● WORK TO BE COMPLETED: Render every line of the records below as a JSON list of strings, one string per line, skipping blank lines and leaving out the pictures.

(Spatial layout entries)
--- BEGIN ---

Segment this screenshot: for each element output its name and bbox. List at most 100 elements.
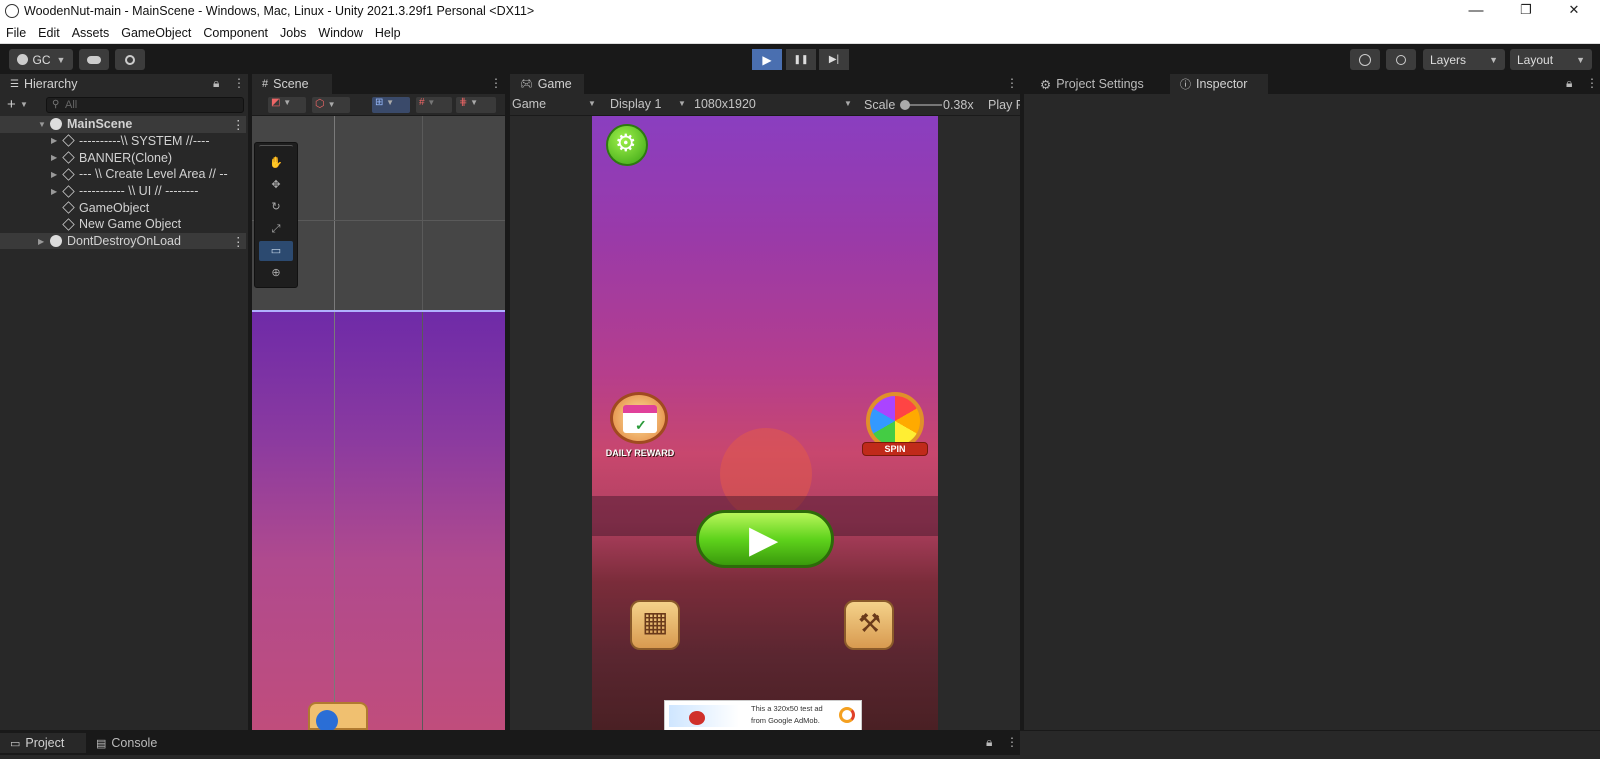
scale-value: 0.38x — [943, 98, 974, 112]
rotate-tool-icon[interactable]: ↻ — [259, 197, 293, 217]
lock-icon[interactable]: 🔒︎ — [986, 735, 992, 750]
search-icon — [1396, 54, 1406, 65]
more-menu-icon[interactable]: ⋮ — [1006, 76, 1018, 90]
hierarchy-object-row[interactable]: ▶ ----------- \\ UI // -------- — [0, 183, 246, 200]
lock-icon[interactable]: 🔒︎ — [1566, 76, 1572, 91]
levels-button[interactable]: ▦ — [630, 600, 680, 650]
more-menu-icon[interactable]: ⋮ — [232, 234, 245, 249]
move-tool-icon[interactable]: ✥ — [259, 175, 293, 195]
more-menu-icon[interactable]: ⋮ — [490, 76, 502, 90]
hierarchy-search-input[interactable]: ⚲ All — [46, 97, 244, 113]
search-placeholder: All — [65, 99, 78, 111]
lock-icon[interactable]: 🔒︎ — [213, 76, 219, 91]
hierarchy-scene-row[interactable]: ▼ MainScene ⋮ — [0, 116, 246, 133]
chevron-right-icon[interactable]: ▶ — [51, 153, 59, 162]
more-menu-icon[interactable]: ⋮ — [232, 117, 245, 132]
search-button[interactable] — [1386, 49, 1416, 70]
play-game-button[interactable]: ▶ — [696, 510, 834, 568]
hammer-button[interactable]: ⚒ — [844, 600, 894, 650]
spin-label: SPIN — [884, 444, 906, 454]
scene-viewport[interactable]: ✋ ✥ ↻ ⤢ ▭ ⊕ — [252, 116, 505, 730]
chevron-down-icon: ▼ — [1489, 54, 1498, 65]
tab-game[interactable]: 🎮︎ Game — [510, 74, 584, 94]
increment-snap-dropdown[interactable]: ⋕ ▼ — [456, 97, 496, 113]
search-icon: ⚲ — [52, 99, 60, 110]
more-menu-icon[interactable]: ⋮ — [1006, 735, 1018, 749]
hierarchy-object-row[interactable]: ▶ --- \\ Create Level Area // -- — [0, 166, 246, 183]
scale-slider-thumb[interactable] — [900, 100, 910, 110]
tab-scene[interactable]: # Scene — [252, 74, 332, 94]
tab-project-settings[interactable]: ⚙ Project Settings — [1030, 74, 1170, 94]
daily-reward-button[interactable]: ✓ — [610, 392, 668, 444]
tab-scene-label: Scene — [273, 77, 309, 91]
menu-file[interactable]: File — [0, 26, 32, 40]
tab-hierarchy[interactable]: ☰ Hierarchy — [0, 74, 248, 94]
cube-icon: ⬡ — [315, 98, 325, 110]
hierarchy-object-row[interactable]: ▶ BANNER(Clone) — [0, 149, 246, 166]
add-object-button[interactable]: + — [7, 96, 16, 113]
collab-button[interactable] — [115, 49, 145, 70]
layout-dropdown[interactable]: Layout ▼ — [1510, 49, 1592, 70]
menu-component[interactable]: Component — [197, 26, 274, 40]
play-button[interactable]: ▶ — [752, 49, 782, 70]
play-focused-toggle[interactable]: Play F — [988, 98, 1020, 112]
scene-grid-line — [422, 116, 423, 730]
game-tabbar: 🎮︎ Game ⋮ — [510, 74, 1020, 94]
chevron-right-icon[interactable]: ▶ — [51, 136, 59, 145]
hierarchy-object-row[interactable]: GameObject — [0, 200, 246, 217]
transform-tool-icon[interactable]: ⊕ — [259, 263, 293, 283]
menu-gameobject[interactable]: GameObject — [115, 26, 197, 40]
resolution-label: 1080x1920 — [694, 97, 756, 111]
undo-history-button[interactable] — [1350, 49, 1380, 70]
menu-jobs[interactable]: Jobs — [274, 26, 312, 40]
display-dropdown[interactable]: Display 1 ▼ — [610, 97, 688, 113]
hand-tool-icon[interactable]: ✋ — [259, 153, 293, 173]
menu-assets[interactable]: Assets — [66, 26, 116, 40]
gear-icon: ⚙ — [615, 130, 637, 157]
sprite-icon — [316, 710, 338, 730]
rect-tool-icon[interactable]: ▭ — [259, 241, 293, 261]
tab-project[interactable]: ▭ Project — [0, 733, 86, 753]
settings-button[interactable]: ⚙ — [606, 124, 648, 166]
chevron-right-icon[interactable]: ▶ — [51, 170, 59, 179]
hierarchy-tree: ▼ MainScene ⋮ ▶ ----------\\ SYSTEM //---- ▶ B… — [0, 116, 248, 316]
chevron-right-icon[interactable]: ▶ — [51, 187, 59, 196]
hierarchy-object-row[interactable]: New Game Object — [0, 216, 246, 233]
account-dropdown[interactable]: GC ▼ — [9, 49, 73, 70]
step-button[interactable]: ▶| — [819, 49, 849, 70]
gameobject-cube-icon — [62, 184, 75, 198]
layers-dropdown[interactable]: Layers ▼ — [1423, 49, 1505, 70]
scene-canvas-background — [252, 310, 505, 730]
cloud-icon — [87, 55, 101, 64]
2d-toggle-dropdown[interactable]: ⬡ ▼ — [312, 97, 350, 113]
transform-tools: ✋ ✥ ↻ ⤢ ▭ ⊕ — [254, 142, 298, 288]
more-menu-icon[interactable]: ⋮ — [1586, 76, 1598, 90]
tab-inspector[interactable]: ⓘ Inspector — [1170, 74, 1268, 94]
hierarchy-tabbar: ☰ Hierarchy 🔒︎ ⋮ — [0, 74, 248, 94]
close-button[interactable]: ✕ — [1562, 2, 1586, 18]
more-menu-icon[interactable]: ⋮ — [233, 76, 245, 90]
hierarchy-object-row[interactable]: ▶ ----------\\ SYSTEM //---- — [0, 133, 246, 150]
scale-slider[interactable] — [900, 100, 942, 110]
chevron-down-icon[interactable]: ▼ — [20, 100, 28, 109]
grid-snap-dropdown[interactable]: # ▼ — [416, 97, 452, 113]
draw-mode-dropdown[interactable]: ◩ ▼ — [268, 97, 306, 113]
game-mode-dropdown[interactable]: Game ▼ — [512, 97, 600, 113]
resolution-dropdown[interactable]: 1080x1920 ▼ — [694, 97, 854, 113]
menu-help[interactable]: Help — [369, 26, 407, 40]
gizmo-toggle-dropdown[interactable]: ⊞ ▼ — [372, 97, 410, 113]
menu-window[interactable]: Window — [312, 26, 368, 40]
scale-tool-icon[interactable]: ⤢ — [259, 219, 293, 239]
tab-console[interactable]: ▤ Console — [86, 733, 172, 753]
menu-edit[interactable]: Edit — [32, 26, 66, 40]
minimize-button[interactable]: — — [1464, 2, 1488, 19]
cloud-button[interactable] — [79, 49, 109, 70]
pause-button[interactable]: ❚❚ — [786, 49, 816, 70]
chevron-right-icon[interactable]: ▶ — [38, 237, 46, 246]
toolbox-handle[interactable] — [259, 145, 293, 151]
restore-button[interactable]: ❐ — [1514, 2, 1538, 18]
admob-test-banner[interactable]: This a 320x50 test ad from Google AdMob. — [664, 700, 862, 730]
hierarchy-scene-row[interactable]: ▶ DontDestroyOnLoad ⋮ — [0, 232, 246, 250]
chevron-down-icon[interactable]: ▼ — [38, 120, 46, 129]
game-screen[interactable]: ⚙ ✓ DAILY REWARD SPIN ▶ ▦ ⚒ This a 320x5… — [592, 116, 938, 730]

--- END ---

● CORRECT OUTPUT:
[
  "Segment this screenshot: for each element output its name and bbox. List at most 100 elements.",
  "scale-value: 0.38x — [943, 98, 974, 112]",
  "rotate-tool-icon[interactable]: ↻ — [259, 197, 293, 217]",
  "lock-icon[interactable]: 🔒︎ — [986, 735, 992, 750]",
  "search-icon — [1396, 54, 1406, 65]",
  "more-menu-icon[interactable]: ⋮ — [1006, 76, 1018, 90]",
  "hierarchy-object-row[interactable]: ▶ ----------- \\\\ UI // -------- — [0, 183, 246, 200]",
  "lock-icon[interactable]: 🔒︎ — [1566, 76, 1572, 91]",
  "levels-button[interactable]: ▦ — [630, 600, 680, 650]",
  "more-menu-icon[interactable]: ⋮ — [232, 234, 245, 249]",
  "move-tool-icon[interactable]: ✥ — [259, 175, 293, 195]",
  "more-menu-icon[interactable]: ⋮ — [490, 76, 502, 90]",
  "hierarchy-search-input[interactable]: ⚲ All — [46, 97, 244, 113]",
  "search-placeholder: All — [65, 99, 78, 111]",
  "lock-icon[interactable]: 🔒︎ — [213, 76, 219, 91]",
  "hierarchy-scene-row[interactable]: ▼ MainScene ⋮ — [0, 116, 246, 133]",
  "chevron-right-icon[interactable]: ▶ — [51, 153, 59, 162]",
  "more-menu-icon[interactable]: ⋮ — [232, 117, 245, 132]",
  "search-button[interactable] — [1386, 49, 1416, 70]",
  "play-game-button[interactable]: ▶ — [696, 510, 834, 568]",
  "hammer-button[interactable]: ⚒ — [844, 600, 894, 650]",
  "spin-label: SPIN — [884, 444, 906, 454]",
  "scene-viewport[interactable]: ✋ ✥ ↻ ⤢ ▭ ⊕ — [252, 116, 505, 730]",
  "chevron-down-icon: ▼ — [1489, 54, 1498, 65]",
  "tab-game[interactable]: 🎮︎ Game — [510, 74, 584, 94]",
  "increment-snap-dropdown[interactable]: ⋕ ▼ — [456, 97, 496, 113]",
  "search-icon: ⚲ — [52, 99, 60, 110]",
  "more-menu-icon[interactable]: ⋮ — [1006, 735, 1018, 749]",
  "hierarchy-object-row[interactable]: ▶ --- \\\\ Create Level Area // -- — [0, 166, 246, 183]",
  "scale-slider-thumb[interactable] — [900, 100, 910, 110]",
  "tab-scene[interactable]: # Scene — [252, 74, 332, 94]",
  "tab-project-settings[interactable]: ⚙ Project Settings — [1030, 74, 1170, 94]",
  "daily-reward-button[interactable]: ✓ — [610, 392, 668, 444]",
  "tab-scene-label: Scene — [273, 77, 309, 91]",
  "menu-file[interactable]: File — [0, 26, 32, 40]",
  "tab-hierarchy[interactable]: ☰ Hierarchy — [0, 74, 248, 94]",
  "cube-icon: ⬡ — [315, 98, 325, 110]",
  "hierarchy-object-row[interactable]: ▶ BANNER(Clone) — [0, 149, 246, 166]",
  "add-object-button[interactable]: + — [7, 96, 16, 113]",
  "collab-button[interactable] — [115, 49, 145, 70]",
  "layout-dropdown[interactable]: Layout ▼ — [1510, 49, 1592, 70]",
  "menu-component[interactable]: Component — [197, 26, 274, 40]",
  "play-button[interactable]: ▶ — [752, 49, 782, 70]",
  "play-focused-toggle[interactable]: Play F — [988, 98, 1020, 112]",
  "scene-grid-line — [422, 116, 423, 730]",
  "game-tabbar: 🎮︎ Game ⋮ — [510, 74, 1020, 94]",
  "chevron-right-icon[interactable]: ▶ — [51, 136, 59, 145]",
  "hierarchy-object-row[interactable]: GameObject — [0, 200, 246, 217]",
  "transform-tool-icon[interactable]: ⊕ — [259, 263, 293, 283]",
  "menu-gameobject[interactable]: GameObject — [115, 26, 197, 40]",
  "resolution-label: 1080x1920 — [694, 97, 756, 111]",
  "undo-history-button[interactable] — [1350, 49, 1380, 70]",
  "menu-jobs[interactable]: Jobs — [274, 26, 312, 40]",
  "display-dropdown[interactable]: Display 1 ▼ — [610, 97, 688, 113]",
  "hand-tool-icon[interactable]: ✋ — [259, 153, 293, 173]",
  "menu-assets[interactable]: Assets — [66, 26, 116, 40]",
  "gear-icon: ⚙ — [615, 130, 637, 157]",
  "sprite-icon — [316, 710, 338, 730]",
  "rect-tool-icon[interactable]: ▭ — [259, 241, 293, 261]",
  "tab-project[interactable]: ▭ Project — [0, 733, 86, 753]",
  "settings-button[interactable]: ⚙ — [606, 124, 648, 166]",
  "chevron-right-icon[interactable]: ▶ — [51, 170, 59, 179]",
  "hierarchy-tree: ▼ MainScene ⋮ ▶ ----------\\\\ SYSTEM //---- ▶ B… — [0, 116, 248, 316]",
  "chevron-right-icon[interactable]: ▶ — [51, 187, 59, 196]",
  "hierarchy-object-row[interactable]: New Game Object — [0, 216, 246, 233]",
  "account-dropdown[interactable]: GC ▼ — [9, 49, 73, 70]",
  "step-button[interactable]: ▶| — [819, 49, 849, 70]",
  "gameobject-cube-icon — [62, 184, 75, 198]",
  "layers-dropdown[interactable]: Layers ▼ — [1423, 49, 1505, 70]",
  "scene-canvas-background — [252, 310, 505, 730]",
  "cloud-icon — [87, 55, 101, 64]",
  "2d-toggle-dropdown[interactable]: ⬡ ▼ — [312, 97, 350, 113]",
  "transform-tools: ✋ ✥ ↻ ⤢ ▭ ⊕ — [254, 142, 298, 288]",
  "more-menu-icon[interactable]: ⋮ — [1586, 76, 1598, 90]",
  "tab-inspector[interactable]: ⓘ Inspector — [1170, 74, 1268, 94]",
  "hierarchy-tabbar: ☰ Hierarchy 🔒︎ ⋮ — [0, 74, 248, 94]",
  "close-button[interactable]: ✕ — [1562, 2, 1586, 18]",
  "more-menu-icon[interactable]: ⋮ — [233, 76, 245, 90]",
  "hierarchy-object-row[interactable]: ▶ ----------\\\\ SYSTEM //---- — [0, 133, 246, 150]",
  "scale-slider[interactable] — [900, 100, 942, 110]",
  "chevron-down-icon[interactable]: ▼ — [20, 100, 28, 109]",
  "grid-snap-dropdown[interactable]: # ▼ — [416, 97, 452, 113]",
  "draw-mode-dropdown[interactable]: ◩ ▼ — [268, 97, 306, 113]",
  "game-mode-dropdown[interactable]: Game ▼ — [512, 97, 600, 113]",
  "resolution-dropdown[interactable]: 1080x1920 ▼ — [694, 97, 854, 113]",
  "menu-help[interactable]: Help — [369, 26, 407, 40]",
  "gizmo-toggle-dropdown[interactable]: ⊞ ▼ — [372, 97, 410, 113]",
  "menu-window[interactable]: Window — [312, 26, 368, 40]",
  "scale-tool-icon[interactable]: ⤢ — [259, 219, 293, 239]",
  "tab-console[interactable]: ▤ Console — [86, 733, 172, 753]",
  "menu-edit[interactable]: Edit — [32, 26, 66, 40]",
  "minimize-button[interactable]: — — [1464, 2, 1488, 19]",
  "cloud-button[interactable] — [79, 49, 109, 70]",
  "pause-button[interactable]: ❚❚ — [786, 49, 816, 70]",
  "chevron-right-icon[interactable]: ▶ — [38, 237, 46, 246]",
  "toolbox-handle[interactable] — [259, 145, 293, 151]",
  "restore-button[interactable]: ❐ — [1514, 2, 1538, 18]",
  "admob-test-banner[interactable]: This a 320x50 test ad from Google AdMob. — [664, 700, 862, 730]",
  "hierarchy-scene-row[interactable]: ▶ DontDestroyOnLoad ⋮ — [0, 232, 246, 250]",
  "chevron-down-icon[interactable]: ▼ — [38, 120, 46, 129]",
  "game-screen[interactable]: ⚙ ✓ DAILY REWARD SPIN ▶ ▦ ⚒ This a 320x5… — [592, 116, 938, 730]"
]